══ PROVIDED MATERIAL ══

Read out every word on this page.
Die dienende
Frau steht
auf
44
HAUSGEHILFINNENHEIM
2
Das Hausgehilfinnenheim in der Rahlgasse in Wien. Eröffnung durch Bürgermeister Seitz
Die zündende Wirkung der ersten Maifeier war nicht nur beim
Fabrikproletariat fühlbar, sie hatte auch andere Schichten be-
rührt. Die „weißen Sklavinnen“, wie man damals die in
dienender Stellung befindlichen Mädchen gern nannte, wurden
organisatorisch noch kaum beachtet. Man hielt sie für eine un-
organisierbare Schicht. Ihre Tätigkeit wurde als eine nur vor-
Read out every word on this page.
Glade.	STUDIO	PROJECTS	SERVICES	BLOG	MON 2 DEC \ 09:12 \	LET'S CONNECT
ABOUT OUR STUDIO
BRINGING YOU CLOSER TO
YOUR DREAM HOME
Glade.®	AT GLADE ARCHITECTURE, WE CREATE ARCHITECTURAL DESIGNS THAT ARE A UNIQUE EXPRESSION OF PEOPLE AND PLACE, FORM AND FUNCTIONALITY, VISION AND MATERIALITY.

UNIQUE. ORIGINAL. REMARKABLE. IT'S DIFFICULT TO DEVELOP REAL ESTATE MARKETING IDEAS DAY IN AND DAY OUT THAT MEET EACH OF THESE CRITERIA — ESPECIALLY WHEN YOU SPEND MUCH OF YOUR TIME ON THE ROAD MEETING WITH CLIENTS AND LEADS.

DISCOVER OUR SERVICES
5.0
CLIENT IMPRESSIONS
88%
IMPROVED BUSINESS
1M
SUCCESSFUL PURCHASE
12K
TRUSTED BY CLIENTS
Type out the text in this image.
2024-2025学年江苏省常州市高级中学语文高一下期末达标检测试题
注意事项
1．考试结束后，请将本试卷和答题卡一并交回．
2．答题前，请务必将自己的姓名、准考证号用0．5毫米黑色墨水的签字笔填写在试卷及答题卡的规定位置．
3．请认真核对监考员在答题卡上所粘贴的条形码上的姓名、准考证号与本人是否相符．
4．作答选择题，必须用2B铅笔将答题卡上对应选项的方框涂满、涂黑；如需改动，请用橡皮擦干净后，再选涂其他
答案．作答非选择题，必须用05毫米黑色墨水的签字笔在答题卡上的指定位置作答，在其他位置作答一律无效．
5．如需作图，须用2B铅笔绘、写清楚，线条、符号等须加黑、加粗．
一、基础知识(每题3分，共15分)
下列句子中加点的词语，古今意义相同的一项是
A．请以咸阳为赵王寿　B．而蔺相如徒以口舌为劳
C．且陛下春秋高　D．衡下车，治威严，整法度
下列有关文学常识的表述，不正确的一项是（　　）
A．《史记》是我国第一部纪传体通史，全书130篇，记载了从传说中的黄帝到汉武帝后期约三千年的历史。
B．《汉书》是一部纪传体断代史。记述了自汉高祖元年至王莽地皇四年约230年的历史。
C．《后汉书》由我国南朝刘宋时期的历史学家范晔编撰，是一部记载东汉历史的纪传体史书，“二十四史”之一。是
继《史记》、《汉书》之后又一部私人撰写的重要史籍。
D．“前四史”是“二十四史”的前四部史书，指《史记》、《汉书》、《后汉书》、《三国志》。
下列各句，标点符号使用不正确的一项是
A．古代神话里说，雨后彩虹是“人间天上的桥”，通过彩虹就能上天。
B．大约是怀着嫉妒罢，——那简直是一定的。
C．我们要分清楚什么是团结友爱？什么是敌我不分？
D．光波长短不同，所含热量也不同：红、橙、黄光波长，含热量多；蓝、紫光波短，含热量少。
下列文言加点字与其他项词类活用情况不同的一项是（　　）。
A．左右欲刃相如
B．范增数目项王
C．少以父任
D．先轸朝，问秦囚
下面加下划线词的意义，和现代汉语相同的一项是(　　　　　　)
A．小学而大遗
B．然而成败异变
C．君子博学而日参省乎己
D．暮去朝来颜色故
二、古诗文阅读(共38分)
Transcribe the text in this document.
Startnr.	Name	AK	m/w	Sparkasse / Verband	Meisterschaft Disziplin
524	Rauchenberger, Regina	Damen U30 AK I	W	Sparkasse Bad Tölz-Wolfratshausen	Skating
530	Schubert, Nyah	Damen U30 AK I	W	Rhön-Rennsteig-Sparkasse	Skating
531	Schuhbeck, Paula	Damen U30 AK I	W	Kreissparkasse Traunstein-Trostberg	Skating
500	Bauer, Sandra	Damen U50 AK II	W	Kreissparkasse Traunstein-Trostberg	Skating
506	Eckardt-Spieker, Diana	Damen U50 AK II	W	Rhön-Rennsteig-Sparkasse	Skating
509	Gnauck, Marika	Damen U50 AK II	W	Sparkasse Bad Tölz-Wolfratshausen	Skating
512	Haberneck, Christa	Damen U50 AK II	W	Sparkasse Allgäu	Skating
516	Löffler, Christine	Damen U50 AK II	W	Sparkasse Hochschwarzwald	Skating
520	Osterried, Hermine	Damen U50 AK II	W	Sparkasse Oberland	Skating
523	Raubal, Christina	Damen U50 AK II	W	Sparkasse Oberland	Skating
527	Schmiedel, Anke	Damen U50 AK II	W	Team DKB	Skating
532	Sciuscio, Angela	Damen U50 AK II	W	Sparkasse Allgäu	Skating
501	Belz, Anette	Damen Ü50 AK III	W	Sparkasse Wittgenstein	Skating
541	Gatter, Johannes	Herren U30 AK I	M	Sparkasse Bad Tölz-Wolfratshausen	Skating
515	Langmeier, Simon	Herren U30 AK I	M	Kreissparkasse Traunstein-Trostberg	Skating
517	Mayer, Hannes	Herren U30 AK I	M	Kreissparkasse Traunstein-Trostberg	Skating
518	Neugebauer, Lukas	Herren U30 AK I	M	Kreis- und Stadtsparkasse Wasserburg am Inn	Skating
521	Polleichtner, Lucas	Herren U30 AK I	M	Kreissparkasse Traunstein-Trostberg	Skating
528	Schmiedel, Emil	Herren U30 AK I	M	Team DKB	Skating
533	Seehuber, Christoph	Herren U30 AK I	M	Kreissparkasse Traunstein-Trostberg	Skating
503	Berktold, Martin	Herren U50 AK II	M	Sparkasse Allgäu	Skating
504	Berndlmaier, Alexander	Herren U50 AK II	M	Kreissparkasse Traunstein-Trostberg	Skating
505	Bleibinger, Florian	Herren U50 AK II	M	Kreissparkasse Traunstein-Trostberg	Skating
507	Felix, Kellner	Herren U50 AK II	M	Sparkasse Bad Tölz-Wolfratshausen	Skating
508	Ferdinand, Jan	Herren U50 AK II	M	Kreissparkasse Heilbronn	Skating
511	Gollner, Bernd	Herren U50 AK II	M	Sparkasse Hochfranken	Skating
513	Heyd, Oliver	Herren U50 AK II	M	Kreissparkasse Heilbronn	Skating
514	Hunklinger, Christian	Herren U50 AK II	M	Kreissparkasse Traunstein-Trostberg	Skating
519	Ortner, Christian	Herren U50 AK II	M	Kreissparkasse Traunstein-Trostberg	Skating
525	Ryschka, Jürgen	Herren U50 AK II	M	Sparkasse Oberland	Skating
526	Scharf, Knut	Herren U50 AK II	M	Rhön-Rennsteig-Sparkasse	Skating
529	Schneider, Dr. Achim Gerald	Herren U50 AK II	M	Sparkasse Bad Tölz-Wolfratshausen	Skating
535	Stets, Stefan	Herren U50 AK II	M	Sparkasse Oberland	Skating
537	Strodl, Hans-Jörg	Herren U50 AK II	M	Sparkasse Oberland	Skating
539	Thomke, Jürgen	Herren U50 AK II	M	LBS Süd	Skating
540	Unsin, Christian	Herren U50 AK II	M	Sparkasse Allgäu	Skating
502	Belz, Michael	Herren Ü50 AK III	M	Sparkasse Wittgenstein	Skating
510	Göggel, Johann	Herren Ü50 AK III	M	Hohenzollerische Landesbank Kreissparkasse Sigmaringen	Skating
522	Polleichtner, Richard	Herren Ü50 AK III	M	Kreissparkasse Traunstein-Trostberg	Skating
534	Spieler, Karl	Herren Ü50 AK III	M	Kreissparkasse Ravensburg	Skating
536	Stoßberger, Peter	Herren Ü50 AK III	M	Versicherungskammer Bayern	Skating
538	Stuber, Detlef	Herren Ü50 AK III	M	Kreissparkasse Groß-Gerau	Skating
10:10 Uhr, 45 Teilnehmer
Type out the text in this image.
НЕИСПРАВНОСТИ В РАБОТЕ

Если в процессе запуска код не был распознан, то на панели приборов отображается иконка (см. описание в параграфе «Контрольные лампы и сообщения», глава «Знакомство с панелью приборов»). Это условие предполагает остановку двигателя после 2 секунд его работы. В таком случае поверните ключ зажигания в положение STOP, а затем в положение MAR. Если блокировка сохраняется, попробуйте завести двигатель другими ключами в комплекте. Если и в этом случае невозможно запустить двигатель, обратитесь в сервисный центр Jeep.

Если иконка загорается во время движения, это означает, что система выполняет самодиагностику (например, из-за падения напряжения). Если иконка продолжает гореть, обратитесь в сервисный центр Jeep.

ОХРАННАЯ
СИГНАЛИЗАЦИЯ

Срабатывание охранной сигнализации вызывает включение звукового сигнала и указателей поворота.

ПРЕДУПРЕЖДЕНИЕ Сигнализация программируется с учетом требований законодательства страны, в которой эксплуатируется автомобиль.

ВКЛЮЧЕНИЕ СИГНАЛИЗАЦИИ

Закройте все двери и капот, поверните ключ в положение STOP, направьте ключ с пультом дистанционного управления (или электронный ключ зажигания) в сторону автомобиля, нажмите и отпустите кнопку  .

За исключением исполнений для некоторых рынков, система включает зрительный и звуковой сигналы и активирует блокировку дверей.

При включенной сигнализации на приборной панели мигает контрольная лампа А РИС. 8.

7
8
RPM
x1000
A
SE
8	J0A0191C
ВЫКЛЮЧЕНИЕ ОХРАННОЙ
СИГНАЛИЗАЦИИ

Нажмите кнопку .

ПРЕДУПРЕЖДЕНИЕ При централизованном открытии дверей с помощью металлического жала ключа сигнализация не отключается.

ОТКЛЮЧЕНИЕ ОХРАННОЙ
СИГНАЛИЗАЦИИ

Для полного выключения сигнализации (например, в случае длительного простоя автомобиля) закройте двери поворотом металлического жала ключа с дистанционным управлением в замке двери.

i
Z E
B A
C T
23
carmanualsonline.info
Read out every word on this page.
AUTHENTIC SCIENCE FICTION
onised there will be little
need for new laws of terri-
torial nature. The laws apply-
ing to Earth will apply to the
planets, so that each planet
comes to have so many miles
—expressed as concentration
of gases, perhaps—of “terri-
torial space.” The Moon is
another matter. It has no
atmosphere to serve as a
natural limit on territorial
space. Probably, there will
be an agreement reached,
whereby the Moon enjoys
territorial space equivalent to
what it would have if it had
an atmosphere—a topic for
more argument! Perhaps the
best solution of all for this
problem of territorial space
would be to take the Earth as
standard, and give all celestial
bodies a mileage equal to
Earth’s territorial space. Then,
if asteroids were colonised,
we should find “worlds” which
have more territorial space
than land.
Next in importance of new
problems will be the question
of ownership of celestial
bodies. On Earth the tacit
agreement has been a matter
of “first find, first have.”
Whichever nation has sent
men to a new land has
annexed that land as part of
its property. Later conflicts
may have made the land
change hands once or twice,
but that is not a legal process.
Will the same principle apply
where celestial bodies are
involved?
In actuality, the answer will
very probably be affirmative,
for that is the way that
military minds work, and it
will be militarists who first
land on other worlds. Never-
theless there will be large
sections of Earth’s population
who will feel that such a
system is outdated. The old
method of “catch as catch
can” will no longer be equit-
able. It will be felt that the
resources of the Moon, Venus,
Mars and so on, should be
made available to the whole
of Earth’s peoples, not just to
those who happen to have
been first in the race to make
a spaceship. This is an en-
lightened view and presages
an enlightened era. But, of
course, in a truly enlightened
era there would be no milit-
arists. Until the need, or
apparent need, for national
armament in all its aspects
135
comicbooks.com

═══

_STATED GOAL_
Within the listing, how many lines hold the word "YOUR"? Only the number is to be given.

_SOLVED EXERCISE_
2